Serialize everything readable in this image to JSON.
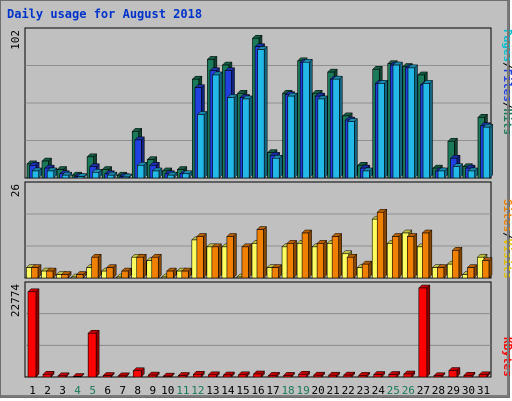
{
  "title": "Daily usage for August 2018",
  "colors": {
    "pages": "#22b8e8",
    "files": "#2040e0",
    "hits": "#1a7a5a",
    "sites": "#f08000",
    "visits": "#ffff60",
    "kbytes": "#ff0000",
    "weekend_day": "#1a7a5a",
    "weekday": "#000000"
  },
  "legend": {
    "top": [
      {
        "text": "Pages",
        "color": "#00c0d0"
      },
      {
        "text": "/",
        "color": "#000000"
      },
      {
        "text": "Files",
        "color": "#2040e0"
      },
      {
        "text": "/",
        "color": "#000000"
      },
      {
        "text": "Hits",
        "color": "#1a7a5a"
      }
    ],
    "middle": [
      {
        "text": "Sites",
        "color": "#f08000"
      },
      {
        "text": "/",
        "color": "#000000"
      },
      {
        "text": "Visits",
        "color": "#e0c000"
      }
    ],
    "bottom": [
      {
        "text": "KBytes",
        "color": "#ff0000"
      }
    ]
  },
  "chart_data": [
    {
      "type": "bar",
      "name": "hits-files-pages",
      "ymax_label": "102",
      "ylim": [
        0,
        102
      ],
      "x": [
        "1",
        "2",
        "3",
        "4",
        "5",
        "6",
        "7",
        "8",
        "9",
        "10",
        "11",
        "12",
        "13",
        "14",
        "15",
        "16",
        "17",
        "18",
        "19",
        "20",
        "21",
        "22",
        "23",
        "24",
        "25",
        "26",
        "27",
        "28",
        "29",
        "30",
        "31"
      ],
      "series": [
        {
          "name": "Hits",
          "values": [
            10,
            12,
            6,
            2,
            15,
            6,
            2,
            33,
            13,
            5,
            6,
            70,
            84,
            80,
            60,
            99,
            18,
            60,
            83,
            60,
            75,
            44,
            9,
            77,
            81,
            79,
            73,
            7,
            26,
            8,
            43
          ]
        },
        {
          "name": "Files",
          "values": [
            9,
            7,
            3,
            1,
            8,
            3,
            1,
            27,
            9,
            3,
            3,
            64,
            76,
            76,
            57,
            93,
            16,
            59,
            82,
            58,
            70,
            41,
            7,
            67,
            80,
            78,
            66,
            5,
            14,
            7,
            37
          ]
        },
        {
          "name": "Pages",
          "values": [
            5,
            5,
            2,
            1,
            4,
            2,
            0,
            9,
            5,
            2,
            3,
            45,
            73,
            57,
            56,
            91,
            14,
            58,
            82,
            56,
            70,
            40,
            5,
            67,
            80,
            78,
            67,
            5,
            8,
            5,
            36
          ]
        }
      ]
    },
    {
      "type": "bar",
      "name": "visits-sites",
      "ymax_label": "26",
      "ylim": [
        0,
        26
      ],
      "x": [
        "1",
        "2",
        "3",
        "4",
        "5",
        "6",
        "7",
        "8",
        "9",
        "10",
        "11",
        "12",
        "13",
        "14",
        "15",
        "16",
        "17",
        "18",
        "19",
        "20",
        "21",
        "22",
        "23",
        "24",
        "25",
        "26",
        "27",
        "28",
        "29",
        "30",
        "31"
      ],
      "series": [
        {
          "name": "Visits",
          "values": [
            3,
            2,
            1,
            0,
            3,
            2,
            0,
            6,
            5,
            0,
            2,
            11,
            9,
            9,
            0,
            10,
            3,
            9,
            10,
            9,
            10,
            7,
            3,
            17,
            10,
            13,
            9,
            3,
            4,
            1,
            6
          ]
        },
        {
          "name": "Sites",
          "values": [
            3,
            2,
            1,
            1,
            6,
            3,
            2,
            6,
            6,
            2,
            2,
            12,
            9,
            12,
            9,
            14,
            3,
            10,
            13,
            10,
            12,
            6,
            4,
            19,
            12,
            12,
            13,
            3,
            8,
            3,
            5
          ]
        }
      ]
    },
    {
      "type": "bar",
      "name": "kbytes",
      "ymax_label": "22774",
      "ylim": [
        0,
        22774
      ],
      "x": [
        "1",
        "2",
        "3",
        "4",
        "5",
        "6",
        "7",
        "8",
        "9",
        "10",
        "11",
        "12",
        "13",
        "14",
        "15",
        "16",
        "17",
        "18",
        "19",
        "20",
        "21",
        "22",
        "23",
        "24",
        "25",
        "26",
        "27",
        "28",
        "29",
        "30",
        "31"
      ],
      "series": [
        {
          "name": "KBytes",
          "values": [
            21800,
            690,
            300,
            120,
            11200,
            380,
            290,
            1600,
            490,
            230,
            380,
            700,
            560,
            510,
            560,
            770,
            420,
            410,
            690,
            470,
            460,
            480,
            410,
            640,
            640,
            770,
            22774,
            320,
            1660,
            440,
            560
          ]
        }
      ]
    }
  ],
  "weekend_days": [
    "4",
    "5",
    "11",
    "12",
    "18",
    "19",
    "25",
    "26"
  ]
}
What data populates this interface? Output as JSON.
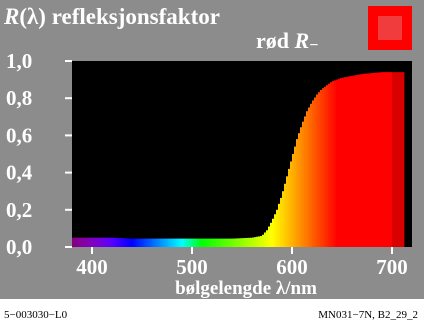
{
  "chart_data": {
    "type": "area",
    "title": "R(λ) refleksjonsfaktor",
    "title_prefix": "R",
    "title_lambda": "(λ)",
    "title_rest": " refleksjonsfaktor",
    "subtitle": "rød R−",
    "subtitle_text": "rød ",
    "subtitle_symbol": "R",
    "subtitle_sub": "−",
    "xlabel": "bølgelengde λ/nm",
    "xlim": [
      380,
      720
    ],
    "ylim": [
      0,
      1.0
    ],
    "xticks": [
      {
        "value": 400,
        "label": "400"
      },
      {
        "value": 500,
        "label": "500"
      },
      {
        "value": 600,
        "label": "600"
      },
      {
        "value": 700,
        "label": "700"
      }
    ],
    "yticks": [
      {
        "value": 0.0,
        "label": "0,0"
      },
      {
        "value": 0.2,
        "label": "0,2"
      },
      {
        "value": 0.4,
        "label": "0,4"
      },
      {
        "value": 0.6,
        "label": "0,6"
      },
      {
        "value": 0.8,
        "label": "0,8"
      },
      {
        "value": 1.0,
        "label": "1,0"
      }
    ],
    "grid": false,
    "plot_background": "#000000",
    "swatch_color": "#ff0000",
    "swatch_inner_color": "#f03c3c",
    "series": [
      {
        "x": [
          380,
          400,
          420,
          440,
          460,
          480,
          500,
          520,
          540,
          560,
          570,
          575,
          580,
          585,
          590,
          595,
          600,
          605,
          610,
          615,
          620,
          625,
          630,
          640,
          650,
          660,
          670,
          680,
          690,
          700,
          710,
          720
        ],
        "values": [
          0.05,
          0.05,
          0.05,
          0.045,
          0.045,
          0.045,
          0.045,
          0.045,
          0.045,
          0.05,
          0.06,
          0.09,
          0.14,
          0.2,
          0.28,
          0.38,
          0.48,
          0.58,
          0.66,
          0.73,
          0.78,
          0.82,
          0.85,
          0.89,
          0.91,
          0.92,
          0.93,
          0.935,
          0.94,
          0.94,
          0.94,
          0.94
        ]
      }
    ]
  },
  "footer": {
    "left": "5−003030−L0",
    "right": "MN031−7N, B2_29_2"
  }
}
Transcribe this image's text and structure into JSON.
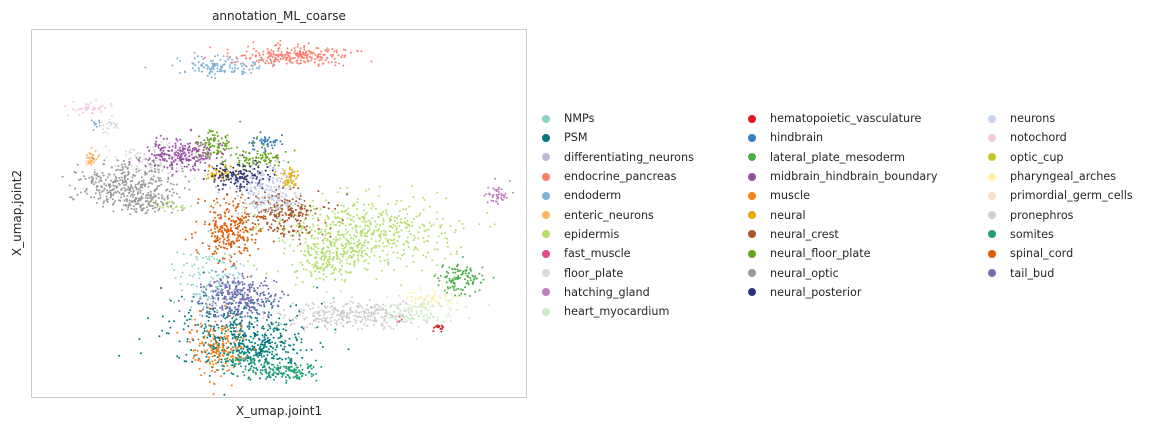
{
  "chart_data": {
    "type": "scatter",
    "title": "annotation_ML_coarse",
    "xlabel": "X_umap.joint1",
    "ylabel": "X_umap.joint2",
    "grid": false,
    "legend_placement": "right",
    "series": [
      {
        "name": "NMPs",
        "color": "#8dd3c7",
        "clusters": [
          [
            37,
            68,
            4,
            5,
            160
          ]
        ]
      },
      {
        "name": "PSM",
        "color": "#00787f",
        "clusters": [
          [
            42,
            83,
            7,
            5,
            420
          ],
          [
            46,
            87,
            4,
            3,
            140
          ]
        ]
      },
      {
        "name": "differentiating_neurons",
        "color": "#bebada",
        "clusters": [
          [
            45,
            43,
            4,
            4,
            90
          ]
        ]
      },
      {
        "name": "endocrine_pancreas",
        "color": "#fb8072",
        "clusters": [
          [
            53,
            7,
            6,
            1.3,
            260
          ]
        ]
      },
      {
        "name": "endoderm",
        "color": "#80b1d3",
        "clusters": [
          [
            38,
            10,
            4,
            1.3,
            120
          ],
          [
            13,
            25,
            0.5,
            1,
            10
          ]
        ]
      },
      {
        "name": "enteric_neurons",
        "color": "#fdb462",
        "clusters": [
          [
            12,
            35,
            0.6,
            1.2,
            30
          ]
        ]
      },
      {
        "name": "epidermis",
        "color": "#b3de69",
        "clusters": [
          [
            67,
            55,
            9,
            5,
            520
          ],
          [
            61,
            60,
            4,
            3,
            120
          ],
          [
            59,
            65,
            4,
            2,
            80
          ],
          [
            27,
            48,
            2,
            0.8,
            30
          ]
        ]
      },
      {
        "name": "fast_muscle",
        "color": "#e7478f",
        "clusters": [
          [
            74,
            79,
            1,
            0.5,
            6
          ]
        ]
      },
      {
        "name": "floor_plate",
        "color": "#d9d9d9",
        "clusters": [
          [
            25,
            35,
            5,
            2,
            130
          ],
          [
            16,
            26,
            1,
            1,
            25
          ]
        ]
      },
      {
        "name": "hatching_gland",
        "color": "#bc80bd",
        "clusters": [
          [
            94,
            45,
            1.2,
            1.5,
            45
          ]
        ]
      },
      {
        "name": "heart_myocardium",
        "color": "#ccebc5",
        "clusters": [
          [
            76,
            77,
            5,
            2,
            140
          ]
        ]
      },
      {
        "name": "hematopoietic_vasculature",
        "color": "#e31a1c",
        "clusters": [
          [
            82.5,
            81,
            0.6,
            0.5,
            14
          ]
        ]
      },
      {
        "name": "hindbrain",
        "color": "#377eb8",
        "clusters": [
          [
            47,
            31,
            1.5,
            1.4,
            50
          ]
        ]
      },
      {
        "name": "lateral_plate_mesoderm",
        "color": "#4daf4a",
        "clusters": [
          [
            87,
            68,
            2.5,
            2,
            110
          ]
        ]
      },
      {
        "name": "midbrain_hindbrain_boundary",
        "color": "#984ea3",
        "clusters": [
          [
            30,
            34,
            3.5,
            2.2,
            220
          ]
        ]
      },
      {
        "name": "muscle",
        "color": "#f58215",
        "clusters": [
          [
            38,
            86,
            3,
            4,
            180
          ]
        ]
      },
      {
        "name": "neural",
        "color": "#e6ab02",
        "clusters": [
          [
            38,
            39,
            1.5,
            1.2,
            50
          ],
          [
            52,
            40,
            1,
            1.2,
            40
          ]
        ]
      },
      {
        "name": "neural_crest",
        "color": "#a6562a",
        "clusters": [
          [
            51,
            50,
            4,
            3,
            230
          ]
        ]
      },
      {
        "name": "neural_floor_plate",
        "color": "#66a61e",
        "clusters": [
          [
            37,
            31,
            2,
            2,
            80
          ],
          [
            46,
            35,
            3,
            1.5,
            90
          ]
        ]
      },
      {
        "name": "neural_optic",
        "color": "#999999",
        "clusters": [
          [
            19,
            42,
            5,
            3,
            330
          ],
          [
            23,
            47,
            3,
            1.5,
            100
          ]
        ]
      },
      {
        "name": "neural_posterior",
        "color": "#2f3476",
        "clusters": [
          [
            42,
            40,
            3,
            2,
            140
          ]
        ]
      },
      {
        "name": "neurons",
        "color": "#c6d3ec",
        "clusters": [
          [
            48,
            45,
            3,
            3,
            140
          ]
        ]
      },
      {
        "name": "notochord",
        "color": "#f4c6e0",
        "clusters": [
          [
            11,
            21,
            2.5,
            0.8,
            40
          ]
        ]
      },
      {
        "name": "optic_cup",
        "color": "#c6c22a",
        "clusters": [
          [
            52,
            41,
            0.8,
            0.8,
            12
          ]
        ]
      },
      {
        "name": "pharyngeal_arches",
        "color": "#fff0a8",
        "clusters": [
          [
            80,
            73,
            3,
            1.2,
            50
          ]
        ]
      },
      {
        "name": "primordial_germ_cells",
        "color": "#fbddc8",
        "clusters": [
          [
            11,
            36,
            0.4,
            0.4,
            6
          ]
        ]
      },
      {
        "name": "pronephros",
        "color": "#cccccc",
        "clusters": [
          [
            62,
            78,
            7,
            2,
            240
          ],
          [
            70,
            77,
            4,
            1.5,
            60
          ]
        ]
      },
      {
        "name": "somites",
        "color": "#1f9e77",
        "clusters": [
          [
            52,
            93,
            3,
            1.2,
            120
          ],
          [
            44,
            90,
            3,
            2,
            80
          ]
        ]
      },
      {
        "name": "spinal_cord",
        "color": "#dd5c05",
        "clusters": [
          [
            40,
            54,
            3,
            4,
            260
          ]
        ]
      },
      {
        "name": "tail_bud",
        "color": "#7570b3",
        "clusters": [
          [
            42,
            73,
            4,
            3,
            320
          ]
        ]
      }
    ]
  }
}
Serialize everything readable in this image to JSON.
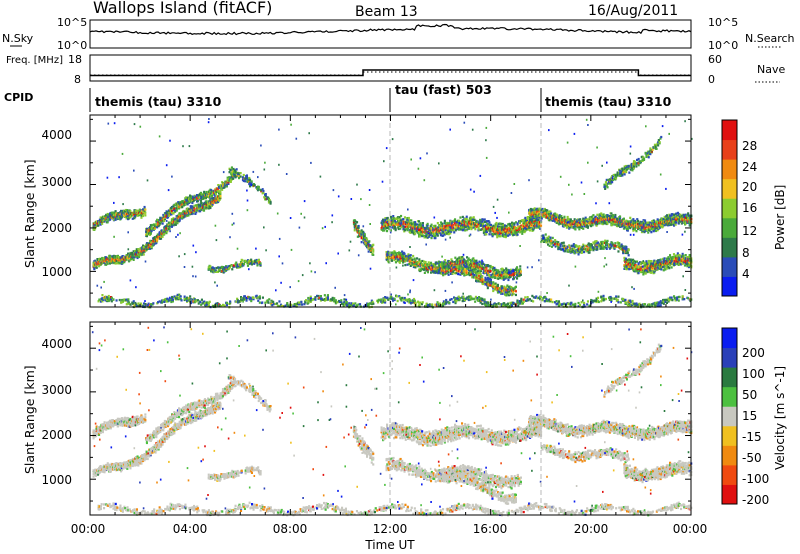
{
  "header": {
    "site": "Wallops Island (fitACF)",
    "beam": "Beam 13",
    "date": "16/Aug/2011"
  },
  "colors": {
    "power": [
      "#0a1df0",
      "#2a4cb8",
      "#2e7a4a",
      "#4aaa3a",
      "#8ccc30",
      "#f0c020",
      "#f08a10",
      "#e8401a",
      "#e01010"
    ],
    "velocity": [
      "#e01010",
      "#f04a10",
      "#f08a10",
      "#f0c020",
      "#c8c8c0",
      "#4cc040",
      "#2a7a40",
      "#2a40b8",
      "#0a1df0"
    ],
    "ground_scatter": "#c8c8c0"
  },
  "chart_data": [
    {
      "type": "line",
      "name": "noise-panel",
      "left_label": "N.Sky",
      "right_label": "N.Search",
      "left_ticks": [
        "10^5",
        "10^0"
      ],
      "right_ticks": [
        "10^5",
        "10^0"
      ]
    },
    {
      "type": "line",
      "name": "frequency-panel",
      "left_label": "Freq. [MHz]",
      "right_label": "Nave",
      "left_ticks": [
        "18",
        "8"
      ],
      "right_ticks": [
        "60",
        "0"
      ],
      "x": [
        0,
        10.9,
        10.9,
        21.9,
        21.9,
        24
      ],
      "freq": [
        10.5,
        10.5,
        12.6,
        12.6,
        10.5,
        10.5
      ]
    },
    {
      "type": "table",
      "name": "cpid-panel",
      "label": "CPID",
      "segments": [
        {
          "start": 0,
          "end": 12,
          "label": "themis (tau) 3310"
        },
        {
          "start": 12,
          "end": 18,
          "label": "tau (fast) 503"
        },
        {
          "start": 18,
          "end": 24,
          "label": "themis (tau) 3310"
        }
      ]
    },
    {
      "type": "heatmap",
      "name": "power-panel",
      "ylabel": "Slant Range [km]",
      "yticks": [
        "1000",
        "2000",
        "3000",
        "4000"
      ],
      "ylim": [
        180,
        4600
      ],
      "colorbar_label": "Power [dB]",
      "colorbar_ticks": [
        "28",
        "24",
        "20",
        "16",
        "12",
        "8",
        "4"
      ]
    },
    {
      "type": "heatmap",
      "name": "velocity-panel",
      "ylabel": "Slant Range [km]",
      "yticks": [
        "1000",
        "2000",
        "3000",
        "4000"
      ],
      "ylim": [
        180,
        4600
      ],
      "colorbar_label": "Velocity [m s^-1]",
      "colorbar_ticks": [
        "200",
        "100",
        "50",
        "15",
        "-15",
        "-50",
        "-100",
        "-200"
      ]
    },
    {
      "type": "axis",
      "name": "time-axis",
      "xlabel": "Time UT",
      "xticks": [
        "00:00",
        "04:00",
        "08:00",
        "12:00",
        "16:00",
        "20:00",
        "00:00"
      ],
      "xlim": [
        0,
        24
      ]
    }
  ]
}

■ ■ ■ ■ ■ ■ ■

Find each line with the string "refleksjonsfaktor" and copy it out.

    "title": "R(λ) refleksjonsfaktor",
    "title_rest": " refleksjonsfaktor",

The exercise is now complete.